EXERCISE → Check each line of the data for "title" and select those that have it.

══ GIVEN RECORDS ══

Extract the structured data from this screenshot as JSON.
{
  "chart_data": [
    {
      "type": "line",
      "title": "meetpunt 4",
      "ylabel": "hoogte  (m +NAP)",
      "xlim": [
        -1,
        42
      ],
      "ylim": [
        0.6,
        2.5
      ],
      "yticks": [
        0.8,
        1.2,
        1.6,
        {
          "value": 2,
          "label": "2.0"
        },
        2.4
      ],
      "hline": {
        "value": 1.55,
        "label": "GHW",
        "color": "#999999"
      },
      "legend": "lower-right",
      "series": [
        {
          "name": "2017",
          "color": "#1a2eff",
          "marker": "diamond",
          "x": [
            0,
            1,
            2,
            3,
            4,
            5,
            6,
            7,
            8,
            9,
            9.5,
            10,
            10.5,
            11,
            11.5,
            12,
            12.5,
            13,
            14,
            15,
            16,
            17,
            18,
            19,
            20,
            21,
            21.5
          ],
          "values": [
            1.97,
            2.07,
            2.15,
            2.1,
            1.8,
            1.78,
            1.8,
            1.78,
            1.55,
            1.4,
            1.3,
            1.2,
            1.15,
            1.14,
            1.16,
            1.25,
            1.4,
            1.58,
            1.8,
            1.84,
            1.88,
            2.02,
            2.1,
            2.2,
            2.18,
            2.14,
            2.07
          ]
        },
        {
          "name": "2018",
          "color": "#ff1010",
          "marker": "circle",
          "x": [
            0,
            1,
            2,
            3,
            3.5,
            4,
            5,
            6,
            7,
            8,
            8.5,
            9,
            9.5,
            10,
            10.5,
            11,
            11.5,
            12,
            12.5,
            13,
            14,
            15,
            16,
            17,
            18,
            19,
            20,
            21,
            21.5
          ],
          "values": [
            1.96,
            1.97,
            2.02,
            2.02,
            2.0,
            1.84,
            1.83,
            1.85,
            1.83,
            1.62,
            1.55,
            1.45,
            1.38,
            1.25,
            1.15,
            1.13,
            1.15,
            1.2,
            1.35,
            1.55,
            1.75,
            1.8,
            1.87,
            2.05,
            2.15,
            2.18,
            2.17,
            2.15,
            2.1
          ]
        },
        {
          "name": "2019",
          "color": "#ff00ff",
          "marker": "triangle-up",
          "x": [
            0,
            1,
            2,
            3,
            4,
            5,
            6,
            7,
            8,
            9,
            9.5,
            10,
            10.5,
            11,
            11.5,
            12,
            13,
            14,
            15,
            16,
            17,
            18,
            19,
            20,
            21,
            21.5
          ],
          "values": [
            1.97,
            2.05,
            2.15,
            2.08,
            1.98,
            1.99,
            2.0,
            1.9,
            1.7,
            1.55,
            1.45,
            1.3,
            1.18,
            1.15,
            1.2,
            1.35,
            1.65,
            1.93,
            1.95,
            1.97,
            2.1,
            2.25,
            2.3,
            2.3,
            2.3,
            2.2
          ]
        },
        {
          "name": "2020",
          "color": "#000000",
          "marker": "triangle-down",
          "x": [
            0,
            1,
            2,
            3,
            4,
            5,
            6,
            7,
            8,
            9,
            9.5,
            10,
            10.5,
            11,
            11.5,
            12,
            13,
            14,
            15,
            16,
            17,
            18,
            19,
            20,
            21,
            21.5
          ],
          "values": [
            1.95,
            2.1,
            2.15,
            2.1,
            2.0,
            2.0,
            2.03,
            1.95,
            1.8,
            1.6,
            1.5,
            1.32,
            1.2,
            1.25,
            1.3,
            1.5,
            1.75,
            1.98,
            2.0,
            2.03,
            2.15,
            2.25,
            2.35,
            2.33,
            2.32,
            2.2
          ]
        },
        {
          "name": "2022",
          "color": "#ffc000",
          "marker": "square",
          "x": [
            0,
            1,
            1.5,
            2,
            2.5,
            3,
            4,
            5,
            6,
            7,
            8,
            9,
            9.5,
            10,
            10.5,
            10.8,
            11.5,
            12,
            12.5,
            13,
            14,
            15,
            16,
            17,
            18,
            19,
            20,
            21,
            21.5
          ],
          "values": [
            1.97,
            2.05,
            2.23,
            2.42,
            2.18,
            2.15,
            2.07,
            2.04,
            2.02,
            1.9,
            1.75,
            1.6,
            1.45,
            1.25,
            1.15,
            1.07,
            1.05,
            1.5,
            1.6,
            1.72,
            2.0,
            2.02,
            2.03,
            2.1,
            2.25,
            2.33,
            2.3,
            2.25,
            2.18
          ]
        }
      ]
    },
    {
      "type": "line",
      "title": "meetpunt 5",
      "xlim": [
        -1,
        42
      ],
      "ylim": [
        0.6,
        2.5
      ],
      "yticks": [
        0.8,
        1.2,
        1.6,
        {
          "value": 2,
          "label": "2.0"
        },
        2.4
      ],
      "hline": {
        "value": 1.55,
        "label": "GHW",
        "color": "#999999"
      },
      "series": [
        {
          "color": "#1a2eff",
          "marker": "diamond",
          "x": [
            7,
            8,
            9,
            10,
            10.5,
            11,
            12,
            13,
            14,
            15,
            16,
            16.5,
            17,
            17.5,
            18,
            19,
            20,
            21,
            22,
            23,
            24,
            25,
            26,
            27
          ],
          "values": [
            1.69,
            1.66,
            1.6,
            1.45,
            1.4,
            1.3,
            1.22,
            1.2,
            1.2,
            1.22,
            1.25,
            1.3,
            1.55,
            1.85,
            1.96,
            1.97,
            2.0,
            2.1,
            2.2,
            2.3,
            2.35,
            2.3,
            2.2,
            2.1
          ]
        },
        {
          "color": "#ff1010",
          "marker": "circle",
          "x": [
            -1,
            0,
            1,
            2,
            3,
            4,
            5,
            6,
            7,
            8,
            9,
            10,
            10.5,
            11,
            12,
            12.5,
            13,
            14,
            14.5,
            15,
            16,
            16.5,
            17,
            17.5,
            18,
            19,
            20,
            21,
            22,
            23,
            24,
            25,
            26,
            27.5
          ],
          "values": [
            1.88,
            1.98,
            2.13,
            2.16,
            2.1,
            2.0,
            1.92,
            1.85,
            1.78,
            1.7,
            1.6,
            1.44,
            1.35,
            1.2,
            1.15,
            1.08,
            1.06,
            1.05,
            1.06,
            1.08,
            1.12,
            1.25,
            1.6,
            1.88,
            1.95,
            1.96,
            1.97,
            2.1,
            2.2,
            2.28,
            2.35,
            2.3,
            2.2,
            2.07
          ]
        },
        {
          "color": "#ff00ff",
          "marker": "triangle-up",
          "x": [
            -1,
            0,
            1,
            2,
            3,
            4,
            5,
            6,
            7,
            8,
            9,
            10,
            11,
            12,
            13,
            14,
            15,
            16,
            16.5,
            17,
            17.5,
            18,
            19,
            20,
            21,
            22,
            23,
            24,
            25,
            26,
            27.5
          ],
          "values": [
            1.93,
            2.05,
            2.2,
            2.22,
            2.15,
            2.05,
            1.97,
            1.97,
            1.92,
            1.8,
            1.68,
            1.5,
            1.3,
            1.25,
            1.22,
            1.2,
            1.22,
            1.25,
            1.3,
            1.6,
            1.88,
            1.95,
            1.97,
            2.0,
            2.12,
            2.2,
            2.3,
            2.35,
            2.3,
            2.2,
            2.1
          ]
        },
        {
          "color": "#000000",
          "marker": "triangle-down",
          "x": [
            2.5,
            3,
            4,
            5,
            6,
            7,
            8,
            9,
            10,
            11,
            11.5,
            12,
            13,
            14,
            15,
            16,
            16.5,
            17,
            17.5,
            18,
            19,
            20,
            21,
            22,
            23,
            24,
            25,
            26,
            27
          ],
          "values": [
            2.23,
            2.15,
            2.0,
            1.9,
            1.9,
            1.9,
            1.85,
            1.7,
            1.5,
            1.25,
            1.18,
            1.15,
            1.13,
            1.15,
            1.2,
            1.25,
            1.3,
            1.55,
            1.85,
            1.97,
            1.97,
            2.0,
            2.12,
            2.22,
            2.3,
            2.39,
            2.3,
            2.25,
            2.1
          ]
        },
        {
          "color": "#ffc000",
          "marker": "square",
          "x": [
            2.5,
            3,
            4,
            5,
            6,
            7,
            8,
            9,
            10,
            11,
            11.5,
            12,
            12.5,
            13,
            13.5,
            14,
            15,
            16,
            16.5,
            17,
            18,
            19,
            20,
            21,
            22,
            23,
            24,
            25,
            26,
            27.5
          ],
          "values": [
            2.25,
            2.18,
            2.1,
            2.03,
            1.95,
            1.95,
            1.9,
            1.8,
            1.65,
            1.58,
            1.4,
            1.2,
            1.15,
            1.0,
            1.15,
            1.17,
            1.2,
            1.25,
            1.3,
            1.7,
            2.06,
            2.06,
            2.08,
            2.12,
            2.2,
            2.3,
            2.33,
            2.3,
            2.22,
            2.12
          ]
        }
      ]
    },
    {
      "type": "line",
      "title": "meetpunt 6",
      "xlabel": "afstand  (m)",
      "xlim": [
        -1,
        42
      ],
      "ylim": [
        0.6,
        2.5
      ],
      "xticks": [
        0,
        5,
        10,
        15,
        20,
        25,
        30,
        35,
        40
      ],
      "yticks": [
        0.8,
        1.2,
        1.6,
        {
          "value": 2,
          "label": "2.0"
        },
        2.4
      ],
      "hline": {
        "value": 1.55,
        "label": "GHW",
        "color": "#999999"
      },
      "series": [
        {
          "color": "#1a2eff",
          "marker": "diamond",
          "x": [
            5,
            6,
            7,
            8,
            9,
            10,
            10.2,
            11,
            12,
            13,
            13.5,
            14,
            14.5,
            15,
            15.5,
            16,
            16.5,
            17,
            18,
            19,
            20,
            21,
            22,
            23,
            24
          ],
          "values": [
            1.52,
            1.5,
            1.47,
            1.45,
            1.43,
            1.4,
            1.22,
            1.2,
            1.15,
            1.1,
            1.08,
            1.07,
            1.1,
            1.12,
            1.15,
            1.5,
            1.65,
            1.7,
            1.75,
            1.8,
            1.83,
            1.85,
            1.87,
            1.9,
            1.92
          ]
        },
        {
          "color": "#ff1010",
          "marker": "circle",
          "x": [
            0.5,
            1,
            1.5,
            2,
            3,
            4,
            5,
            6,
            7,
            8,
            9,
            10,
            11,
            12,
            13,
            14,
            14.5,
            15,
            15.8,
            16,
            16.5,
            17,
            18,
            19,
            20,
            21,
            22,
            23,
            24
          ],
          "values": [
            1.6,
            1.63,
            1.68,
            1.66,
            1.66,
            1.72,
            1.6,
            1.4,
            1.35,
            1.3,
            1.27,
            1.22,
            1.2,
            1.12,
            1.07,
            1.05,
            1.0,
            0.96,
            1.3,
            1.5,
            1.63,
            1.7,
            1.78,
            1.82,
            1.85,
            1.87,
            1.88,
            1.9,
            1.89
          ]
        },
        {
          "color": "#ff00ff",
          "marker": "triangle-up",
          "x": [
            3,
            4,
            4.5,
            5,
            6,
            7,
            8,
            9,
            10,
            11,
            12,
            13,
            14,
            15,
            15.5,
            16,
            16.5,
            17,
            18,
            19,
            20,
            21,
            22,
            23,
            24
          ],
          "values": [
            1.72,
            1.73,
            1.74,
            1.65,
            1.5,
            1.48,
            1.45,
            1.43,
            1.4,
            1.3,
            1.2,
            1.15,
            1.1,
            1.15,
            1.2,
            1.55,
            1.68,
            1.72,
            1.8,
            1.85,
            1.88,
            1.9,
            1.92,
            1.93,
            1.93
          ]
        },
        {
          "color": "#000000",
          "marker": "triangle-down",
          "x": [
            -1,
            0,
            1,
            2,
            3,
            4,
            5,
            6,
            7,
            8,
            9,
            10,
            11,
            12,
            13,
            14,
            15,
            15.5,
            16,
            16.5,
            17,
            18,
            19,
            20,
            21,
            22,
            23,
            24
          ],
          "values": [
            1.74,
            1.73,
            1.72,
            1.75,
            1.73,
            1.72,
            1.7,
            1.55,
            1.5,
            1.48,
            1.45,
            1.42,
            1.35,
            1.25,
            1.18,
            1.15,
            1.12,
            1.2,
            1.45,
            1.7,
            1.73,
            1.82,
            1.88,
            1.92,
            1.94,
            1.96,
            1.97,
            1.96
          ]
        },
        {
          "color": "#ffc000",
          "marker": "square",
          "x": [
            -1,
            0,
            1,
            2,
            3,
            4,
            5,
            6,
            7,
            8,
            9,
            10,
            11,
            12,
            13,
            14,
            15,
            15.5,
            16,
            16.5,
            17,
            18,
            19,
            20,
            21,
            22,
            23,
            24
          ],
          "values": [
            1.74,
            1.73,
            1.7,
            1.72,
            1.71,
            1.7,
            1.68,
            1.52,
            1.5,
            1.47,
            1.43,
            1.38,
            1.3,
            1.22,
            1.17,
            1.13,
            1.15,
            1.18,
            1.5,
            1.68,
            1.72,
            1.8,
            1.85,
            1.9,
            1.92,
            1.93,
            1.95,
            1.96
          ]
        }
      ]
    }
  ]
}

═══

TASK ANSWER →
      "title": "meetpunt 4",
      "title": "meetpunt 5",
      "title": "meetpunt 6",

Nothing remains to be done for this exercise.